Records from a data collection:
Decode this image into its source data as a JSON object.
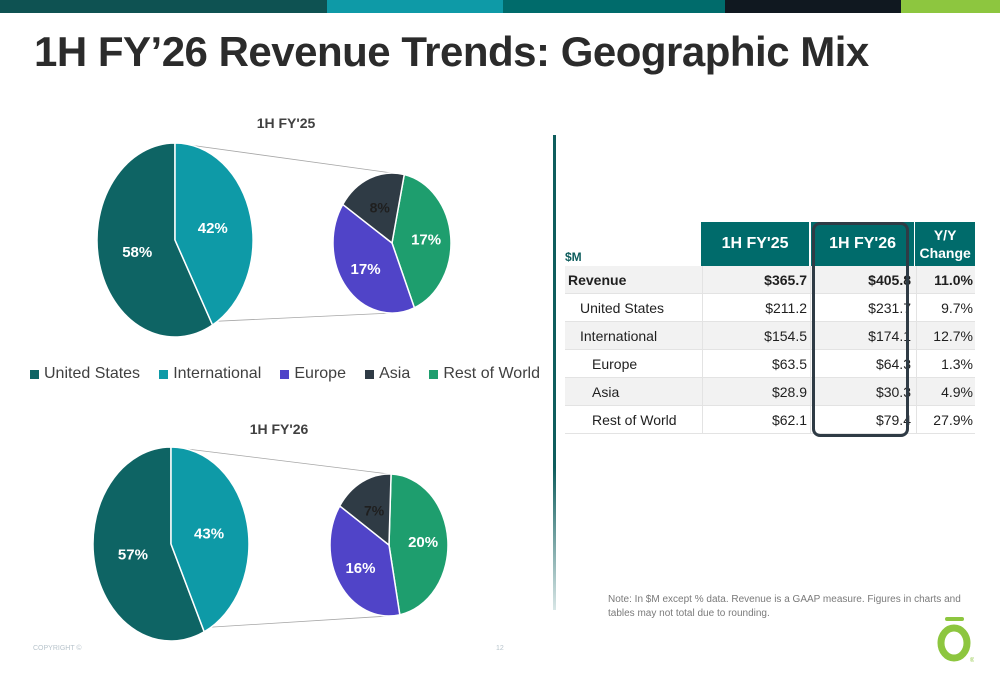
{
  "page_title": "1H FY’26 Revenue Trends: Geographic Mix",
  "top_bar_colors": [
    "#0e5252",
    "#0e9aa7",
    "#006b6b",
    "#101820",
    "#8dc63f"
  ],
  "colors": {
    "united_states": "#0e6464",
    "international": "#0e9aa7",
    "europe": "#5044c8",
    "asia": "#2f3b45",
    "rest_of_world": "#1e9e6e"
  },
  "legend": [
    {
      "label": "United States",
      "color": "#0e6464"
    },
    {
      "label": "International",
      "color": "#0e9aa7"
    },
    {
      "label": "Europe",
      "color": "#5044c8"
    },
    {
      "label": "Asia",
      "color": "#2f3b45"
    },
    {
      "label": "Rest of World",
      "color": "#1e9e6e"
    }
  ],
  "chart_data": [
    {
      "type": "pie",
      "title": "1H FY'25",
      "main": {
        "categories": [
          "United States",
          "International"
        ],
        "values": [
          58,
          42
        ],
        "labels": [
          "58%",
          "42%"
        ]
      },
      "breakout": {
        "categories": [
          "Europe",
          "Asia",
          "Rest of World"
        ],
        "values": [
          17,
          8,
          17
        ],
        "labels": [
          "17%",
          "8%",
          "17%"
        ]
      }
    },
    {
      "type": "pie",
      "title": "1H FY'26",
      "main": {
        "categories": [
          "United States",
          "International"
        ],
        "values": [
          57,
          43
        ],
        "labels": [
          "57%",
          "43%"
        ]
      },
      "breakout": {
        "categories": [
          "Europe",
          "Asia",
          "Rest of World"
        ],
        "values": [
          16,
          7,
          20
        ],
        "labels": [
          "16%",
          "7%",
          "20%"
        ]
      }
    },
    {
      "type": "table",
      "unit_label": "$M",
      "columns": [
        "1H FY'25",
        "1H FY'26",
        "Y/Y Change"
      ],
      "yoy_header_lines": [
        "Y/Y",
        "Change"
      ],
      "rows": [
        {
          "label": "Revenue",
          "fy25": "$365.7",
          "fy26": "$405.8",
          "yoy": "11.0%"
        },
        {
          "label": "United States",
          "fy25": "$211.2",
          "fy26": "$231.7",
          "yoy": "9.7%"
        },
        {
          "label": "International",
          "fy25": "$154.5",
          "fy26": "$174.1",
          "yoy": "12.7%"
        },
        {
          "label": "Europe",
          "fy25": "$63.5",
          "fy26": "$64.3",
          "yoy": "1.3%"
        },
        {
          "label": "Asia",
          "fy25": "$28.9",
          "fy26": "$30.3",
          "yoy": "4.9%"
        },
        {
          "label": "Rest of World",
          "fy25": "$62.1",
          "fy26": "$79.4",
          "yoy": "27.9%"
        }
      ]
    }
  ],
  "note": "Note: In $M except % data. Revenue is a GAAP measure. Figures in charts and tables may not total due to rounding.",
  "footer": {
    "copyright": "COPYRIGHT ©",
    "page_number": "12"
  }
}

WORK REQUIRED:
Copy out the entries verbatim and leave the images out.

REPLY TO THE EXERCISE:
Decode this image into its source data as a JSON object.
{
  "page_title": "1H FY’26 Revenue Trends: Geographic Mix",
  "top_bar_colors": [
    "#0e5252",
    "#0e9aa7",
    "#006b6b",
    "#101820",
    "#8dc63f"
  ],
  "colors": {
    "united_states": "#0e6464",
    "international": "#0e9aa7",
    "europe": "#5044c8",
    "asia": "#2f3b45",
    "rest_of_world": "#1e9e6e"
  },
  "legend": [
    {
      "label": "United States",
      "color": "#0e6464"
    },
    {
      "label": "International",
      "color": "#0e9aa7"
    },
    {
      "label": "Europe",
      "color": "#5044c8"
    },
    {
      "label": "Asia",
      "color": "#2f3b45"
    },
    {
      "label": "Rest of World",
      "color": "#1e9e6e"
    }
  ],
  "chart_data": [
    {
      "type": "pie",
      "title": "1H FY'25",
      "main": {
        "categories": [
          "United States",
          "International"
        ],
        "values": [
          58,
          42
        ],
        "labels": [
          "58%",
          "42%"
        ]
      },
      "breakout": {
        "categories": [
          "Europe",
          "Asia",
          "Rest of World"
        ],
        "values": [
          17,
          8,
          17
        ],
        "labels": [
          "17%",
          "8%",
          "17%"
        ]
      }
    },
    {
      "type": "pie",
      "title": "1H FY'26",
      "main": {
        "categories": [
          "United States",
          "International"
        ],
        "values": [
          57,
          43
        ],
        "labels": [
          "57%",
          "43%"
        ]
      },
      "breakout": {
        "categories": [
          "Europe",
          "Asia",
          "Rest of World"
        ],
        "values": [
          16,
          7,
          20
        ],
        "labels": [
          "16%",
          "7%",
          "20%"
        ]
      }
    },
    {
      "type": "table",
      "unit_label": "$M",
      "columns": [
        "1H FY'25",
        "1H FY'26",
        "Y/Y Change"
      ],
      "yoy_header_lines": [
        "Y/Y",
        "Change"
      ],
      "rows": [
        {
          "label": "Revenue",
          "fy25": "$365.7",
          "fy26": "$405.8",
          "yoy": "11.0%"
        },
        {
          "label": "United States",
          "fy25": "$211.2",
          "fy26": "$231.7",
          "yoy": "9.7%"
        },
        {
          "label": "International",
          "fy25": "$154.5",
          "fy26": "$174.1",
          "yoy": "12.7%"
        },
        {
          "label": "Europe",
          "fy25": "$63.5",
          "fy26": "$64.3",
          "yoy": "1.3%"
        },
        {
          "label": "Asia",
          "fy25": "$28.9",
          "fy26": "$30.3",
          "yoy": "4.9%"
        },
        {
          "label": "Rest of World",
          "fy25": "$62.1",
          "fy26": "$79.4",
          "yoy": "27.9%"
        }
      ]
    }
  ],
  "note": "Note: In $M except % data. Revenue is a GAAP measure. Figures in charts and tables may not total due to rounding.",
  "footer": {
    "copyright": "COPYRIGHT ©",
    "page_number": "12"
  }
}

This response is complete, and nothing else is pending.